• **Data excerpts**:
━━━
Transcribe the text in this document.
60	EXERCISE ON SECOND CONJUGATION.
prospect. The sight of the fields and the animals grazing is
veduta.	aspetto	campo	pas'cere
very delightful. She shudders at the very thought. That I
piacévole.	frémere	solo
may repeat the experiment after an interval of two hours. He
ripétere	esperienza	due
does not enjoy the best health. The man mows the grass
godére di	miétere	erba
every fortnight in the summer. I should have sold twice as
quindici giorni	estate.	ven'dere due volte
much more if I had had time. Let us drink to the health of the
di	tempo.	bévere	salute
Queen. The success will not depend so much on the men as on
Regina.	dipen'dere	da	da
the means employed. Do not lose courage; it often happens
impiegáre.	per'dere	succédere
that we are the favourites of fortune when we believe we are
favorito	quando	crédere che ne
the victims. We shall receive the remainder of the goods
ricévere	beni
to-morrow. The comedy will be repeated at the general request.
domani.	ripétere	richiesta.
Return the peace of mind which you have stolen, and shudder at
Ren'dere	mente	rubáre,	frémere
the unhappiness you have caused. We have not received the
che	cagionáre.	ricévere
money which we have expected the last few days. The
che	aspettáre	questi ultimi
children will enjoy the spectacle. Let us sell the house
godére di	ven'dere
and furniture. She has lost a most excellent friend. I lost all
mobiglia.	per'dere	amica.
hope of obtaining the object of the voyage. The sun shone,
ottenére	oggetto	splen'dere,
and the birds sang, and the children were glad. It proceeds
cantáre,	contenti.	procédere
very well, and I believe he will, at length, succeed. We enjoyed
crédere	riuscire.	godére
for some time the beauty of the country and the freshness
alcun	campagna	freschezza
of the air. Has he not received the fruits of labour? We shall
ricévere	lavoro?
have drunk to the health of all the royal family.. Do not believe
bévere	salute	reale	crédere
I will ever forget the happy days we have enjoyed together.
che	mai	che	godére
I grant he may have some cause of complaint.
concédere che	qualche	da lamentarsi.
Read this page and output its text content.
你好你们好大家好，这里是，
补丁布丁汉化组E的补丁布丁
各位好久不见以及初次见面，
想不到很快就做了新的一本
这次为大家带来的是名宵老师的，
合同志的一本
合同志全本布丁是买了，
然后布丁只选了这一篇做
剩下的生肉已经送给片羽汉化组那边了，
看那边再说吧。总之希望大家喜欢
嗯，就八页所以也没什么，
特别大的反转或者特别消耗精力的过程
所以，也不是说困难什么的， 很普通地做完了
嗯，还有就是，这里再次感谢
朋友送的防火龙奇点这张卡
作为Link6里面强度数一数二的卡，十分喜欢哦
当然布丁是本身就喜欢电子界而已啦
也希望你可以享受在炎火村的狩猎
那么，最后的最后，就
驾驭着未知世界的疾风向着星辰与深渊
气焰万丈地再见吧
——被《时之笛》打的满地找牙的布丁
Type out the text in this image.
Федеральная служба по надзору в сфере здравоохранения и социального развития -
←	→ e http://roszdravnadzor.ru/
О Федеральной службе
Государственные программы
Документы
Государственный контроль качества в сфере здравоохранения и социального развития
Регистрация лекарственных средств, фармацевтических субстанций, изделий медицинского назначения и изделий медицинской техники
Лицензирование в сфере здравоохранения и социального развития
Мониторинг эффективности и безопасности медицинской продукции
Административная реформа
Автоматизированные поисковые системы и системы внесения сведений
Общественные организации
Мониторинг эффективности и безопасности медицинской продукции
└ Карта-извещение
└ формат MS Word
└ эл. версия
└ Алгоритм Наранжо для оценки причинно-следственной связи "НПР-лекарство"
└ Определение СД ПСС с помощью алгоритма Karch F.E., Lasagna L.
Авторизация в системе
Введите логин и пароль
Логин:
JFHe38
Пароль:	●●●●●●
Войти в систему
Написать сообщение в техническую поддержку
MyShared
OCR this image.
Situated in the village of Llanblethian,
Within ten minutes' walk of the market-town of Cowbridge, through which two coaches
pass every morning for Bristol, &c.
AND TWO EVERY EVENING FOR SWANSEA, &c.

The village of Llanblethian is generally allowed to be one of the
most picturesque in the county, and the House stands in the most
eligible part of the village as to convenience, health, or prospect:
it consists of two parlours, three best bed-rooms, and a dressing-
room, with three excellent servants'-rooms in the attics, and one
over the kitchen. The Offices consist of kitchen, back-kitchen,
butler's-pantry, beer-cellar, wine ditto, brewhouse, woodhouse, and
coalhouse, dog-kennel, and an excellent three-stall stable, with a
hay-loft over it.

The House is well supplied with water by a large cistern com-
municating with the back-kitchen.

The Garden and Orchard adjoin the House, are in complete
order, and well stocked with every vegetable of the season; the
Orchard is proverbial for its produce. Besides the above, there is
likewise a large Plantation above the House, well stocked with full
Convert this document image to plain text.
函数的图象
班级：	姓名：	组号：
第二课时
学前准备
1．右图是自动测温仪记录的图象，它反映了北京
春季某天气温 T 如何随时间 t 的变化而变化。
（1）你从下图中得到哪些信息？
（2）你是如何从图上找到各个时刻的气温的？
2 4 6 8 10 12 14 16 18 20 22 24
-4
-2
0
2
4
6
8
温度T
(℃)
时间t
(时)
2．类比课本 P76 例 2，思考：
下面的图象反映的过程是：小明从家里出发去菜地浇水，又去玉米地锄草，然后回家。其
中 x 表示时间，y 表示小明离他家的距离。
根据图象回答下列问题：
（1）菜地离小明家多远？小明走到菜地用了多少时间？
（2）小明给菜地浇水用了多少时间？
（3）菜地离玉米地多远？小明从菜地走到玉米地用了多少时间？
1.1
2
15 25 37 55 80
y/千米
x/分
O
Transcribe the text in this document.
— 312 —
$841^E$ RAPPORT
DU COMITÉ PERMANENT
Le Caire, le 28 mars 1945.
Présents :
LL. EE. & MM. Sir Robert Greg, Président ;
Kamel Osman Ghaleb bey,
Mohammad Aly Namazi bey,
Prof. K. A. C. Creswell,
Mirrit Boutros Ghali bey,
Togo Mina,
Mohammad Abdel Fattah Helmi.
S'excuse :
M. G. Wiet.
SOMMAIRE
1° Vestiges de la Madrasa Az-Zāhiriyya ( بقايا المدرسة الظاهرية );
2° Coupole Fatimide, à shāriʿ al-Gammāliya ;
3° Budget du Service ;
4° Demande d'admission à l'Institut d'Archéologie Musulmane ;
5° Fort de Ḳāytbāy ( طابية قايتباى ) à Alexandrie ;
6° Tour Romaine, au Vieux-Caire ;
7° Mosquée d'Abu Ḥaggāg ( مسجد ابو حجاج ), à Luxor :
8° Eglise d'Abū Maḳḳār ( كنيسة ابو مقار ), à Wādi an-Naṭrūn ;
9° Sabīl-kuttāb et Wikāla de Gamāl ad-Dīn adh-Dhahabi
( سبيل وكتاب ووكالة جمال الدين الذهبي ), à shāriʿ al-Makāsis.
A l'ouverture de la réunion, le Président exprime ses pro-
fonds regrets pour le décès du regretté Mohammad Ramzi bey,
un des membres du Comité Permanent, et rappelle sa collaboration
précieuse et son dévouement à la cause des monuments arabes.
━━━
Copy out each line that contains the word "some".

• **TASK RESPONSE**:
for some time the beauty of the country and the freshness
I grant he may have some cause of complaint.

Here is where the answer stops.